Dataset items:
□ □ □ □
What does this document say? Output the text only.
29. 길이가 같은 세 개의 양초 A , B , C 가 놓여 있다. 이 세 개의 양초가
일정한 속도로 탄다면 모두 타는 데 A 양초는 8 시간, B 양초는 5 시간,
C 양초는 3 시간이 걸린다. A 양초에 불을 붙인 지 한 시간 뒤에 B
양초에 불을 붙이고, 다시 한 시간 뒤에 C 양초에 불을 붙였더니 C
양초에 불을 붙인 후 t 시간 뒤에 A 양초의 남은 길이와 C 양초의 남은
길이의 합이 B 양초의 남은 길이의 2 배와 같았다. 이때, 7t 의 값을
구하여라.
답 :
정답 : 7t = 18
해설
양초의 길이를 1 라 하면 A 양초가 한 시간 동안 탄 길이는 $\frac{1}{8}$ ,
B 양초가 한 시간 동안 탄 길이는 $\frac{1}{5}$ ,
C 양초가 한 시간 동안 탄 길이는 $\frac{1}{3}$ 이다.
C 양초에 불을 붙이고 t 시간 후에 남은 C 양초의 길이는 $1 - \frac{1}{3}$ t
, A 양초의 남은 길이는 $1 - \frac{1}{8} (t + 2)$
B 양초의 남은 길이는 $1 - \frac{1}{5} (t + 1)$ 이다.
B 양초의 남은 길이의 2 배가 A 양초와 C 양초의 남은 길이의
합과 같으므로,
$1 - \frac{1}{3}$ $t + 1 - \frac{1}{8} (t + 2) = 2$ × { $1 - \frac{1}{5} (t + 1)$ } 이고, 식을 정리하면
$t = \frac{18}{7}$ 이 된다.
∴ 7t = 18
□ □ □ □
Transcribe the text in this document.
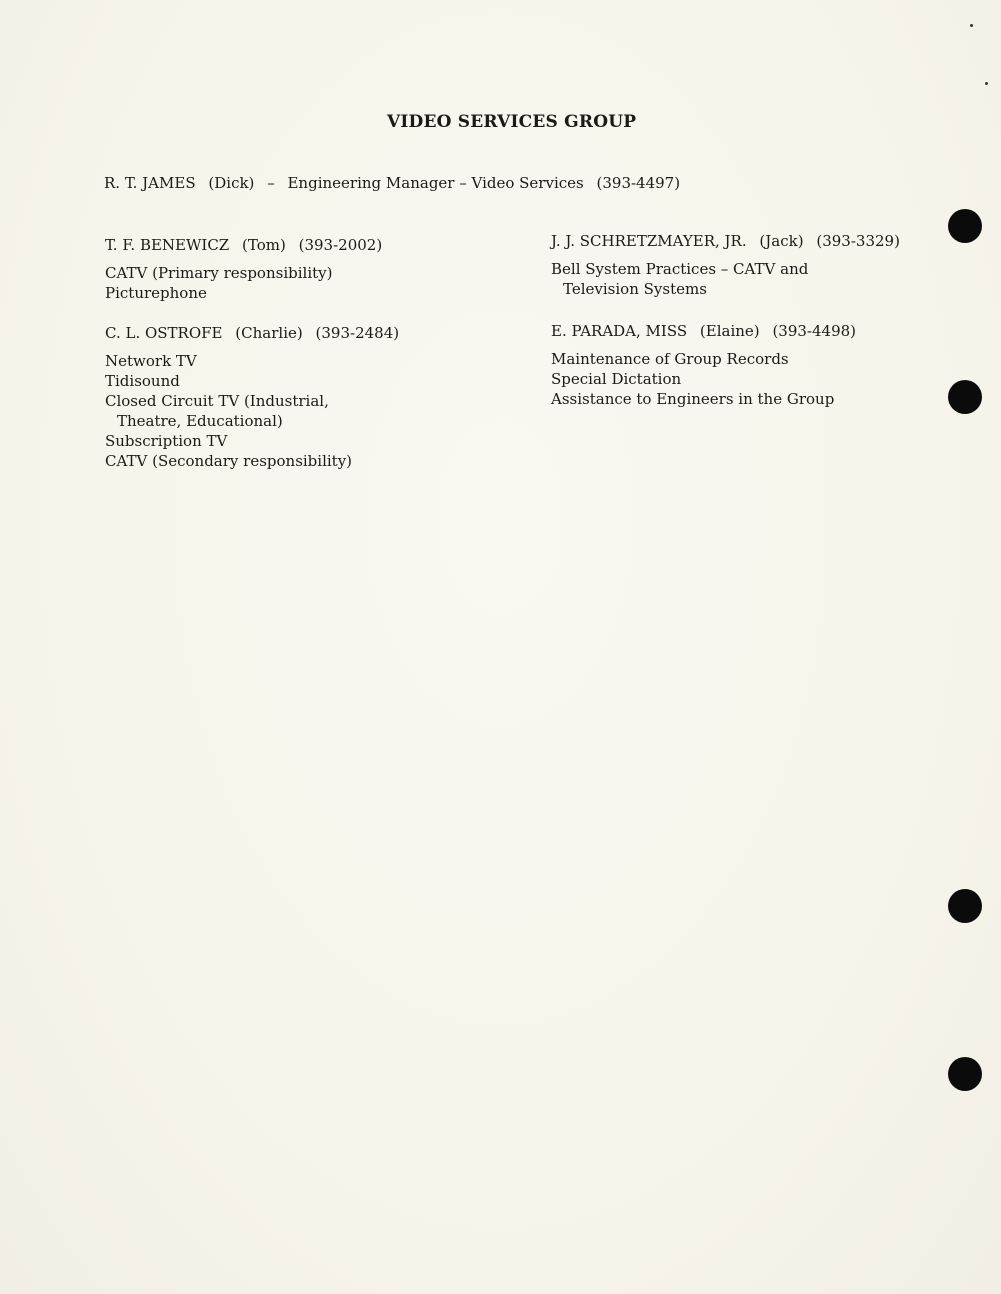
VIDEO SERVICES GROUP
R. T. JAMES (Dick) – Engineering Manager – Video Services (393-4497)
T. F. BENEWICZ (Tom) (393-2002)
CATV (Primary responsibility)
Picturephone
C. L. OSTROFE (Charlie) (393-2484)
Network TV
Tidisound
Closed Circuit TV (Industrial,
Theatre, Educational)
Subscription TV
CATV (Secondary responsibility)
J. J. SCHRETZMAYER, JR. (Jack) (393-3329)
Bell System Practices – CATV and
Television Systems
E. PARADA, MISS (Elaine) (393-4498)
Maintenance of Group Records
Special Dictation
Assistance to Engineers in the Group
□ □ □ □
→ Task requirements: Show all lines in the entries above where the word "frac" appears.

→ Solution to this task:
양초의 길이를 1 라 하면 A 양초가 한 시간 동안 탄 길이는 $\frac{1}{8}$ ,
B 양초가 한 시간 동안 탄 길이는 $\frac{1}{5}$ ,
C 양초가 한 시간 동안 탄 길이는 $\frac{1}{3}$ 이다.
C 양초에 불을 붙이고 t 시간 후에 남은 C 양초의 길이는 $1 - \frac{1}{3}$ t
, A 양초의 남은 길이는 $1 - \frac{1}{8} (t + 2)$
B 양초의 남은 길이는 $1 - \frac{1}{5} (t + 1)$ 이다.
$1 - \frac{1}{3}$ $t + 1 - \frac{1}{8} (t + 2) = 2$ × { $1 - \frac{1}{5} (t + 1)$ } 이고, 식을 정리하면
$t = \frac{18}{7}$ 이 된다.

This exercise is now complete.